___ Kaynak ___
Malta eriği, Malta şovalyeleri ve İngilizce dil okullarının
ucuz olması dışında Malta hakkında çoğumuzun pek fikri olmasa
da Akdeniz'de gidilesi bir ada olduğu hissiyatımız ortaktır.
Uçakla 2 saatlik mesafede olmasına rağmen bugüne kadar Türkiye'den çok sık
uçak seferi olmaması, Malta'nın cazibesiyle tanışmamızı geciktirdi.
Ama neyse ki, “Orda bir ada var uzakta. Gitmesek de, bilmesek de ...”
demeyeceğiz artık.
Çünkü Malta Adası artık çok daha yakın!
Sözü fazla uzatmadan, taze taze güzel bir haberi paylaşalım; Malta'ya Mayıs ayı itibariyle çok
daha sık gider olacağız. Uçak seferlerinin artması ve Mika
Tur'un her hafta düzenlediği turlar sayesinde artık bu adaya daha
sık ayak basacağız.
Başka bir deyişle gezginler için Akdeniz'in sırlarını saklayan Malta yükselen trend olacak.
___
> _Yapılacaklar_
(1) Malta yazısına göre çoğumuzun Malta hakkında bildiği şeyler nelerdir? Hepsini sıralar mısın?
(2) Malta yazısını son cümlesinin ardından ilerletebilir misin?
Girdilerin Malta yazısıyla hiçbir bağlantısı yoktur.
___ Verilen Bilgiler ___
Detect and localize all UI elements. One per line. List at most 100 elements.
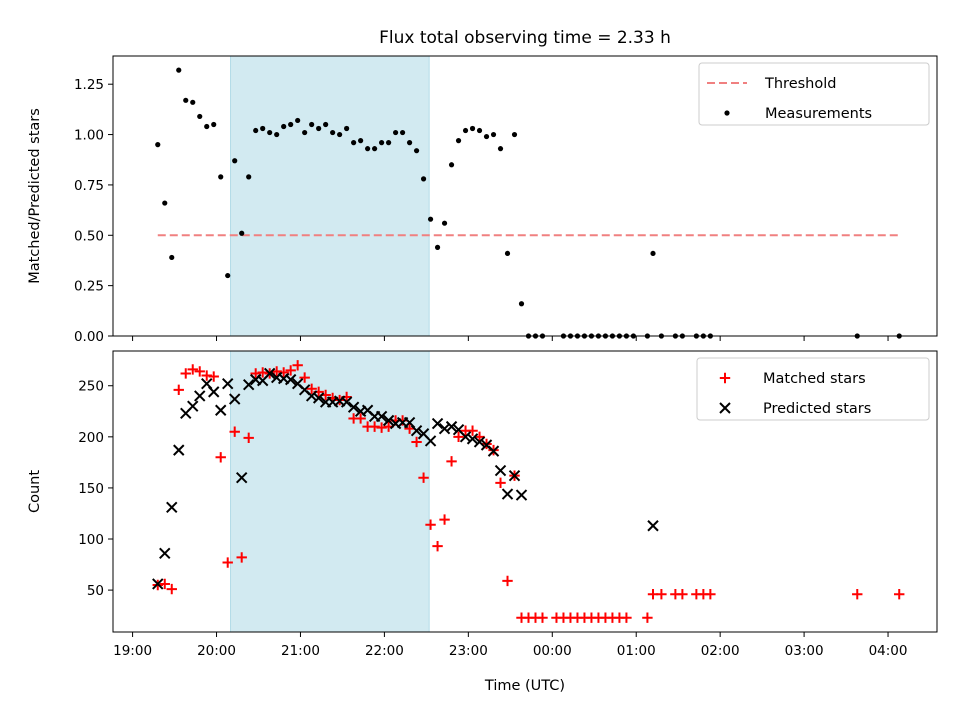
matched-point: [474, 431, 485, 443]
matched-point: [467, 425, 478, 436]
measurement-point: [476, 127, 483, 134]
y-axis: 50 100 150 200 250: [78, 379, 113, 599]
x-axis: 19:00 20:00 21:00 22:00 23:00 00:00 01:00 02:00…: [113, 632, 907, 659]
matched-point: [278, 367, 289, 378]
predicted-point: [305, 390, 318, 402]
matched-point: [250, 368, 261, 379]
predicted-point: [431, 417, 444, 430]
matched-point: [404, 423, 415, 434]
measurement-point: [344, 125, 350, 132]
measurement-point: [518, 301, 525, 307]
predicted-point: [347, 401, 360, 413]
matched-point: [243, 432, 254, 444]
matched-point: [285, 365, 296, 376]
measurement-point: [274, 131, 280, 138]
predicted-point: [229, 393, 241, 405]
x-tick-label: 03:00: [785, 643, 824, 659]
matched-point: [208, 371, 219, 382]
matched-point: [222, 557, 233, 568]
measurement-point: [197, 113, 203, 120]
measurement-point: [155, 142, 161, 148]
matched-point: [439, 514, 450, 525]
measurement-point: [427, 216, 434, 222]
y-tick-label: 0.50: [74, 228, 104, 244]
predicted-point: [340, 396, 353, 408]
y-axis-label: Count: [27, 470, 43, 513]
measurement-point: [455, 138, 462, 144]
x-tick-label: 23:00: [449, 643, 488, 659]
matched-point: [194, 366, 205, 377]
measurement-point: [406, 140, 413, 146]
measurement-point: [511, 131, 518, 138]
legend-box: [698, 62, 930, 126]
top-panel: 0.00 0.25 0.50 0.75 1.00 1.25 Matched/Predicte…: [27, 55, 938, 345]
predicted-point: [173, 444, 185, 456]
series-2: [152, 367, 659, 590]
measurement-point: [239, 230, 245, 236]
legend-label: Measurements: [765, 106, 872, 122]
measurement-point: [420, 176, 427, 182]
measurement-point: [323, 121, 329, 128]
matched-point: [705, 588, 716, 600]
x-tick-label: 20:00: [197, 643, 236, 659]
measurement-point: [253, 127, 259, 134]
y-tick-label: 0.00: [74, 329, 104, 345]
measurement-point: [441, 220, 448, 226]
measurement-point: [462, 127, 469, 134]
predicted-point: [487, 445, 500, 457]
y-tick-label: 50: [87, 583, 104, 599]
y-tick-label: 1.25: [74, 77, 104, 93]
matched-point: [159, 578, 170, 590]
measurement-point: [183, 97, 189, 103]
y-tick-label: 200: [78, 430, 104, 446]
predicted-point: [445, 420, 458, 433]
predicted-point: [215, 404, 227, 416]
predicted-point: [235, 471, 248, 484]
matched-point: [656, 588, 667, 600]
legend: Matched stars Predicted stars: [696, 357, 930, 421]
predicted-point: [473, 436, 486, 448]
matched-point: [229, 426, 240, 437]
matched-point: [425, 519, 436, 530]
predicted-point: [152, 578, 164, 590]
measurement-point: [302, 129, 308, 136]
matched-point: [453, 431, 464, 443]
predicted-point: [222, 377, 234, 390]
matched-point: [271, 366, 282, 377]
measurement-point: [448, 162, 455, 168]
matched-point: [432, 540, 443, 552]
measurement-point: [288, 121, 294, 128]
matched-point: [642, 612, 653, 623]
measurement-point: [650, 250, 656, 257]
measurement-point: [316, 125, 322, 132]
highlight-span: [230, 55, 430, 337]
predicted-point: [159, 547, 171, 560]
matched-point: [299, 372, 310, 383]
measurement-point: [330, 129, 336, 136]
measurement-point: [309, 121, 315, 128]
x-tick-label: 01:00: [617, 643, 656, 659]
predicted-point: [284, 373, 297, 386]
y-tick-label: 250: [78, 379, 104, 395]
matched-point: [180, 368, 191, 379]
predicted-point: [501, 488, 514, 500]
matched-point: [187, 364, 198, 375]
figure-title: Flux total observing time = 2.33 h: [379, 28, 671, 48]
axes-frame: [112, 55, 938, 337]
predicted-point: [459, 431, 472, 443]
predicted-point: [494, 464, 507, 477]
measurement-point: [490, 131, 497, 138]
matched-point: [376, 422, 387, 433]
measurement-point: [497, 146, 504, 152]
matched-point: [306, 383, 317, 395]
y-tick-label: 0.75: [74, 178, 104, 194]
x-tick-label: 22:00: [365, 643, 404, 659]
predicted-point: [647, 520, 659, 532]
measurement-point: [358, 138, 364, 144]
predicted-point: [424, 435, 437, 447]
measurement-point: [372, 146, 378, 152]
predicted-point: [166, 501, 178, 514]
x-axis: [132, 336, 889, 341]
measurement-point: [434, 244, 441, 250]
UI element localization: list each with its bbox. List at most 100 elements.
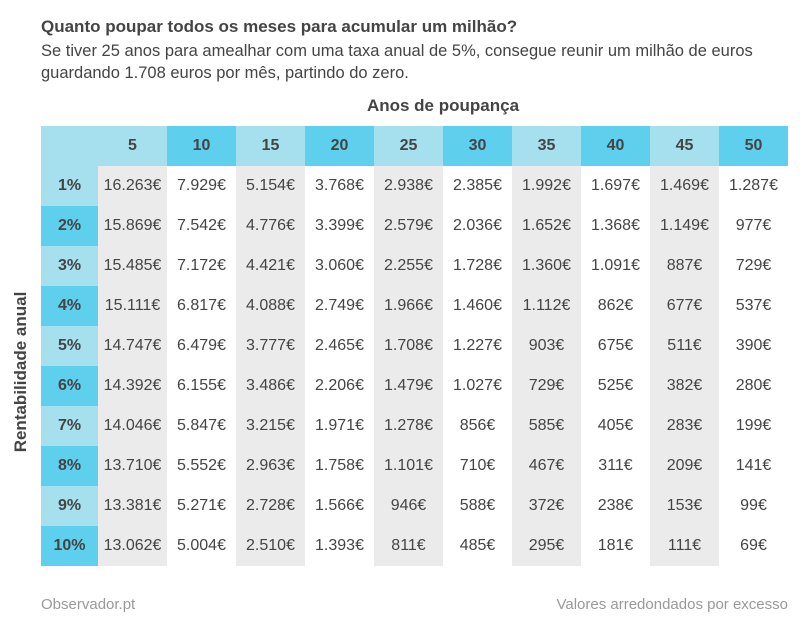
___
> _Yanıtlar_
(1) Malta eriği, Malta şovalyeleri ve İngilizce dil okullarının ucuz olması.

(2)
Mika Tur'un daha sık tur düzenlemeye başlaması ve Malta Turizm
Bakanlığı'nın Türk turistler için yaptığı çalışmalar
nedeniyle bir grup gazeteciyle Malta'yı ziyaret ettik.
Hip Atölye'den Nalan Miri Sözer, Star Gazetesi'nden Belma Toprak, Hürriyet Gazetesi'nden Esra
Erdoğan, Milliyet Gazetesi'nden Aydil Durgun, Haber Türk Gazetesi'nden
Nihat Hatipoğlu ile Malta'yı keşfettik.
Doğal güzelliklerini, adeta açık hava müzesi olan tarihi
zenginliğini keşfettik, turizm otoriteleri, tur operatörleri ile
buluşup yemekli sohbetlerde bilgi alışverişinde bulunduk.
Gördüklerimizden, deneyimlediklerimizden Malta'ya gitmek için birçok
cezbedici neden olmasından mütevellit Türkleri buraya yönelteceğinde hemfikir
olduk.
Malta turizm otoritesi Francesca Vincenti “Tükiye'de araştırmalar, anketler yaptıklarını;
Türk ziyaretçilerin beklentilerini ve karakteristik özelliklerini
değerlendirdiklerini anlatıyor. Türkler hakkındaki bilgileri,
taksi şoföründen resepsiyoniste, restoran işletmecilerinden
rehberlere kadar herkesle paylaşıyorlarmış. Amaç, Türkler'i en iyi şekilde ağırlayabilmek...
Bu arada Francesca tanıdığımız ilk Malta'lı kadın olarak belleklerimizde kişiliğiyle de yer etti.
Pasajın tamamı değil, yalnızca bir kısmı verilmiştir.